[Data records]
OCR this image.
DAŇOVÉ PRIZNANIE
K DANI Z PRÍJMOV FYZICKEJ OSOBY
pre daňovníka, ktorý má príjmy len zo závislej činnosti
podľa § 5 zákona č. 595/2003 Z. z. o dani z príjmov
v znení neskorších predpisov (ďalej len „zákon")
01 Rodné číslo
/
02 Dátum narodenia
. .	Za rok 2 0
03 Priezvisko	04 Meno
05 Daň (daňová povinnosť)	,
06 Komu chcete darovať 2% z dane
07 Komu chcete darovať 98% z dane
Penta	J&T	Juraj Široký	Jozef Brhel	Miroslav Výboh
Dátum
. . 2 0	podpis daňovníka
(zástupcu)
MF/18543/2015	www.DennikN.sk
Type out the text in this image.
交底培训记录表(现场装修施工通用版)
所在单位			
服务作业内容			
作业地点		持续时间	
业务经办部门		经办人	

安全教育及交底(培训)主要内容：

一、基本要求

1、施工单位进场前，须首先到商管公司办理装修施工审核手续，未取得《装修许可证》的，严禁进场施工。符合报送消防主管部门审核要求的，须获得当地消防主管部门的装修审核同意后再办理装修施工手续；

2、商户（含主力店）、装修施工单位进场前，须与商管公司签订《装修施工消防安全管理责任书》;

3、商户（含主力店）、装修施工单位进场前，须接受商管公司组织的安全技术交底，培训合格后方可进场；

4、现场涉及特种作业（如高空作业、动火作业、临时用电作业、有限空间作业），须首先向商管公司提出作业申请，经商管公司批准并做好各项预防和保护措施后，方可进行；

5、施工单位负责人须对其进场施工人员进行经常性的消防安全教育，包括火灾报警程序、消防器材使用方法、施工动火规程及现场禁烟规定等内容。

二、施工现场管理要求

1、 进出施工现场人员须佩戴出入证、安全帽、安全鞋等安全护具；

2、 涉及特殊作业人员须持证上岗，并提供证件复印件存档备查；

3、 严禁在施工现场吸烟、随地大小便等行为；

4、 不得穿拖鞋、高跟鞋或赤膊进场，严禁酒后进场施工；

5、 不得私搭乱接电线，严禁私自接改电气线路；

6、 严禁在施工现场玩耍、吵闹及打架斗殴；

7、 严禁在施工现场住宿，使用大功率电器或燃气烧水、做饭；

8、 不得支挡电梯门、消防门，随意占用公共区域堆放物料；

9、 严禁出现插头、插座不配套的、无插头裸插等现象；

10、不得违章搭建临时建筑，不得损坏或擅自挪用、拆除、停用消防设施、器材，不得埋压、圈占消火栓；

[Exercise brief]
Note how many lines in the material hold the word "this", and give that number with nothing added.

[Response to the task]
2